Written task:
Tell how many lines include the string "ylabel". Answer with a single number.

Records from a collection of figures
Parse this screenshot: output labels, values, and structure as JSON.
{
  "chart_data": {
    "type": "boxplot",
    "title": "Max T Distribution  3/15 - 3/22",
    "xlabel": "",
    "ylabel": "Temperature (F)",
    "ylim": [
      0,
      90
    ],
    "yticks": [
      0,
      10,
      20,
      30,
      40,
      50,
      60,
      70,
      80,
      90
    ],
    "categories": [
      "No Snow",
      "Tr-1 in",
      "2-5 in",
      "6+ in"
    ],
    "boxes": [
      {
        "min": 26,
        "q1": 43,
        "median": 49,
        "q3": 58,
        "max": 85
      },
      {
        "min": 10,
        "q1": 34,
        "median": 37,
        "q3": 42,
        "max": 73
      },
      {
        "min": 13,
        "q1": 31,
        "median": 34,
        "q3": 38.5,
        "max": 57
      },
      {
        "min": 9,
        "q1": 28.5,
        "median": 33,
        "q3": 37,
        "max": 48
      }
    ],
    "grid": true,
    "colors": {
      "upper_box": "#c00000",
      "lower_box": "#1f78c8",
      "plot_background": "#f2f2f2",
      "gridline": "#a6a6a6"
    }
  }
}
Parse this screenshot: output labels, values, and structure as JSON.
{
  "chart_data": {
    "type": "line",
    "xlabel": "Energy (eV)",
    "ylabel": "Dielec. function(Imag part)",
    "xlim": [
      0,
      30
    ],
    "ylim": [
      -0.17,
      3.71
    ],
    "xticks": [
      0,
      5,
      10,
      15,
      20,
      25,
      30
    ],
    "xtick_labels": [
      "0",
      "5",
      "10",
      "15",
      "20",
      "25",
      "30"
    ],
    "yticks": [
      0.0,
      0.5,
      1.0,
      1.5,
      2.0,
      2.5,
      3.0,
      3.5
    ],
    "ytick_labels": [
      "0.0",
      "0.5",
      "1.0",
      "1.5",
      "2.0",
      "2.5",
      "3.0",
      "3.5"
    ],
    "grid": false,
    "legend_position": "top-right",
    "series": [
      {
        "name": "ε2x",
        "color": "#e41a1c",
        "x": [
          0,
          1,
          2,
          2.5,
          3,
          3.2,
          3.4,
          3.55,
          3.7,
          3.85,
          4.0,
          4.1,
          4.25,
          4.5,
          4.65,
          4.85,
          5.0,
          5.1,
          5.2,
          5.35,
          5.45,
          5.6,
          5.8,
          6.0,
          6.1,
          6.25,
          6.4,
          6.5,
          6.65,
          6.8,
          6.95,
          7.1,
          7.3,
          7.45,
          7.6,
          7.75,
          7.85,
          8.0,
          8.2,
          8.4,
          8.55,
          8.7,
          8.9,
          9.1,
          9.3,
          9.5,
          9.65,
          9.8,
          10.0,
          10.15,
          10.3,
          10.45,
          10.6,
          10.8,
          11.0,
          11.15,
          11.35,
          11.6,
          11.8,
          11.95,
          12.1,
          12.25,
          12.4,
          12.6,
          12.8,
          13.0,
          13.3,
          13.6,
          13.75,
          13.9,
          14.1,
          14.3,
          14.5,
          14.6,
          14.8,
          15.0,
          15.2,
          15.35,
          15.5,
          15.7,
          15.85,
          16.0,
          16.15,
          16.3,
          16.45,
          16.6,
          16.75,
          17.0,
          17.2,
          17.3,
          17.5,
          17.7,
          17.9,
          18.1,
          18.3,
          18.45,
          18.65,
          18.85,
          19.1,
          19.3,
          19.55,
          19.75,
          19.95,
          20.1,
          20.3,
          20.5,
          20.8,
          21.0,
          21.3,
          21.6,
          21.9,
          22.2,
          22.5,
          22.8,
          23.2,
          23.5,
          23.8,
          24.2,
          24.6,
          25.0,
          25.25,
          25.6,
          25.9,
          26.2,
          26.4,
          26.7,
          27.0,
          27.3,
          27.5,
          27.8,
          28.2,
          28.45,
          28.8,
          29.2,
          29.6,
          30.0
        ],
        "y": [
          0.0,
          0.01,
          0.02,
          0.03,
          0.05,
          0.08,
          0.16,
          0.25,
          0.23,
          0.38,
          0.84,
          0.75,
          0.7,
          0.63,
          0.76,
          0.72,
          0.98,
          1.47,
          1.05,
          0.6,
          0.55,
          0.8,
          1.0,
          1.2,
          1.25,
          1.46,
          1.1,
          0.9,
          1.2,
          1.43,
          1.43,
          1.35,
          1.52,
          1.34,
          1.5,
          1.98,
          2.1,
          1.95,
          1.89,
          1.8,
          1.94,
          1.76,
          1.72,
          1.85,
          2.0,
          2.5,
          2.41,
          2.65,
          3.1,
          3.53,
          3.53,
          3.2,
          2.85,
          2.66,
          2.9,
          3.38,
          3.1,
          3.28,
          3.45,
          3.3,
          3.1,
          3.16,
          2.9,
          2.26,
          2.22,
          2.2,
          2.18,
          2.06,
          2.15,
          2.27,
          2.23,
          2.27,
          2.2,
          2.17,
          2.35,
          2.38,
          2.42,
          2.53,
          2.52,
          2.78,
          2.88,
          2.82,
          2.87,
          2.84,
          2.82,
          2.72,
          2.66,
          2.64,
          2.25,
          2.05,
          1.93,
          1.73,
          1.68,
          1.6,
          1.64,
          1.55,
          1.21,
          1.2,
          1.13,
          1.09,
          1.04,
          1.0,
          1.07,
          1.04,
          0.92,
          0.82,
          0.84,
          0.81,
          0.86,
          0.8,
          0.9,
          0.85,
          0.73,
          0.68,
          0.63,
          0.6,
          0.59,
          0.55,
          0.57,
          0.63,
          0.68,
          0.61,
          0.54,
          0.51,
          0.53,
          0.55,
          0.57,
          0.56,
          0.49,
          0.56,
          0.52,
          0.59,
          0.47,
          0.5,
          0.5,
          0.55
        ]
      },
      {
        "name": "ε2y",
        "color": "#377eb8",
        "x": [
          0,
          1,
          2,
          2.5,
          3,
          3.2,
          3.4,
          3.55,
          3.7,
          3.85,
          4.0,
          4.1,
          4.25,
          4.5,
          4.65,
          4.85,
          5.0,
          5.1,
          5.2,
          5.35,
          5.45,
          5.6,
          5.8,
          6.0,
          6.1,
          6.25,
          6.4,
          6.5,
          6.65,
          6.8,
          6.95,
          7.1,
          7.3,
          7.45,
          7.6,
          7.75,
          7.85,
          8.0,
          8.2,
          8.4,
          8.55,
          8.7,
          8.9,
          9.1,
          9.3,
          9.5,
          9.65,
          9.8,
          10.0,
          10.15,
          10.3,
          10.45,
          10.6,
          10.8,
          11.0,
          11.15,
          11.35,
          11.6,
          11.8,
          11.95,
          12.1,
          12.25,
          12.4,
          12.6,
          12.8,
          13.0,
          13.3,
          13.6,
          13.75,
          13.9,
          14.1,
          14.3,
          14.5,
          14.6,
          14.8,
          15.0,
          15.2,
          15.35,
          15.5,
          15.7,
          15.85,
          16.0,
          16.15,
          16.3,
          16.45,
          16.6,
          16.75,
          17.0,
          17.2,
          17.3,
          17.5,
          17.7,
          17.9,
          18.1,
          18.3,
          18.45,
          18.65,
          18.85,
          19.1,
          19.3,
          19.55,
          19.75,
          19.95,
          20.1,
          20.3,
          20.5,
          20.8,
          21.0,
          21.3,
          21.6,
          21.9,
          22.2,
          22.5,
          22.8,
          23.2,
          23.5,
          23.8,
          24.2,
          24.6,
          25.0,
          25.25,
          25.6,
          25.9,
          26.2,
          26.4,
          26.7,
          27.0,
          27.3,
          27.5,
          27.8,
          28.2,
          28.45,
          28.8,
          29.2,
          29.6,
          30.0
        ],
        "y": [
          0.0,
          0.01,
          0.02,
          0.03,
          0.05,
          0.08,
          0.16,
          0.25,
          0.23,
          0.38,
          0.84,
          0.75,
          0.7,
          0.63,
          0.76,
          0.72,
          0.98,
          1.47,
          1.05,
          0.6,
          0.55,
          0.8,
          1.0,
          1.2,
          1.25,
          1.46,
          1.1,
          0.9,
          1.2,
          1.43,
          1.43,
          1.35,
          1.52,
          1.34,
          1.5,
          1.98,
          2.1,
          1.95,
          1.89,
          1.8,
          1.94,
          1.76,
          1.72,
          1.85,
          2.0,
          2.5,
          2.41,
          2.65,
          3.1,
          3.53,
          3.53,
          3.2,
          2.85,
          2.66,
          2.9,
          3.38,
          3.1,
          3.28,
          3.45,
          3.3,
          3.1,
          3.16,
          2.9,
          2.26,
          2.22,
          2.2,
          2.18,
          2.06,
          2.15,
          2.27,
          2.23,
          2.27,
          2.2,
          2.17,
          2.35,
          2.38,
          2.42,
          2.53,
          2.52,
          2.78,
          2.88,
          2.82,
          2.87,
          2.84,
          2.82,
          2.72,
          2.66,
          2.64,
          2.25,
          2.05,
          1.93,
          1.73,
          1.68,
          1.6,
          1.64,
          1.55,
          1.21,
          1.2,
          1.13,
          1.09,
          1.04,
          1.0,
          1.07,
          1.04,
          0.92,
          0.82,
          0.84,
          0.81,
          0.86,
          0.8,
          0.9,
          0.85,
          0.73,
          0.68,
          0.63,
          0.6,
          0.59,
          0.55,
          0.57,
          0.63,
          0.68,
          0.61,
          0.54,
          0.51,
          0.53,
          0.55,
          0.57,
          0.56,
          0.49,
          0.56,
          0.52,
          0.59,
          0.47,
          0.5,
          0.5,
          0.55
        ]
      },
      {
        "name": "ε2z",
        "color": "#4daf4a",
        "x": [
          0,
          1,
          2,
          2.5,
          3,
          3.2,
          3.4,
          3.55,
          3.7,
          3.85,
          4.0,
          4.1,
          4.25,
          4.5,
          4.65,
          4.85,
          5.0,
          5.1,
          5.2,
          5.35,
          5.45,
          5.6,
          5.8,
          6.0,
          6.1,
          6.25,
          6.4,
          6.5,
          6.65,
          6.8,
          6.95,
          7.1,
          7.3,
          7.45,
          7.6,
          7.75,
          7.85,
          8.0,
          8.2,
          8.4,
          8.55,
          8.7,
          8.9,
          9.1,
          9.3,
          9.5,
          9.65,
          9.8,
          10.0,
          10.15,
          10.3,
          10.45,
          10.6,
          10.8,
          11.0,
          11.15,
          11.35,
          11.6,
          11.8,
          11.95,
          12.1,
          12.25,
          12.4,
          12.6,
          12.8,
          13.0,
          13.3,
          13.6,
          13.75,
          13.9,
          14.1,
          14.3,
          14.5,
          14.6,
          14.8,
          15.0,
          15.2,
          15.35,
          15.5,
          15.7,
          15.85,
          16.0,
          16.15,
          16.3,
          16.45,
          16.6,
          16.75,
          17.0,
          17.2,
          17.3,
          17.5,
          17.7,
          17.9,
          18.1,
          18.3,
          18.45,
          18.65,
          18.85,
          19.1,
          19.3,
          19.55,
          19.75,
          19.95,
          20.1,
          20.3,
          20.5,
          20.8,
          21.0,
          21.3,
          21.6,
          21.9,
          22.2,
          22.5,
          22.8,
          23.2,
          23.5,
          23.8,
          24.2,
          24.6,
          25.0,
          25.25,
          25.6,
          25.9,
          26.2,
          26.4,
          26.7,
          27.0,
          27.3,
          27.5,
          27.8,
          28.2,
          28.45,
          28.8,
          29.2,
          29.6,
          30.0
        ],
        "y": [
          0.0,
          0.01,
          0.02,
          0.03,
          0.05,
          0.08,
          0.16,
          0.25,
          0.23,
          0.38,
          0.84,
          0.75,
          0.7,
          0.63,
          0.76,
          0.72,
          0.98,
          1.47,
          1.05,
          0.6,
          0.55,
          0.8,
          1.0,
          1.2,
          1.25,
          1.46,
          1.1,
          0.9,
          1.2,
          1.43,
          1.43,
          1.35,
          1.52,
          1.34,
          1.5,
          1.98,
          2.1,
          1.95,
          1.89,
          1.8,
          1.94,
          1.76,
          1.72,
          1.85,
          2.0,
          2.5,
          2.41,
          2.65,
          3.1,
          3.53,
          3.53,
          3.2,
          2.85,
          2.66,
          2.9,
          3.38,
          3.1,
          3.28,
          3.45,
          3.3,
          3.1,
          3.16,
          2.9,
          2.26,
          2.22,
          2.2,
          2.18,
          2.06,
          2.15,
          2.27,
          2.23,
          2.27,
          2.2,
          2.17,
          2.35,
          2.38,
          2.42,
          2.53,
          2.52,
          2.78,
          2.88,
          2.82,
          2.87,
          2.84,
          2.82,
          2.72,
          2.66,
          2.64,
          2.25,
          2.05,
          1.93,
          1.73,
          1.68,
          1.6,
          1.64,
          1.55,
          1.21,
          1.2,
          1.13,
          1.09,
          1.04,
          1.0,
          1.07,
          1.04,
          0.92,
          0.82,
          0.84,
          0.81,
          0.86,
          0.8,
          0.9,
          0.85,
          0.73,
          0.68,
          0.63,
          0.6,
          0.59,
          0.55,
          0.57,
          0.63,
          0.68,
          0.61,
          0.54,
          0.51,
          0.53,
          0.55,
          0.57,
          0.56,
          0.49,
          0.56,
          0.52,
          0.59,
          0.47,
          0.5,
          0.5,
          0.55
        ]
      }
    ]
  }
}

Full output:
2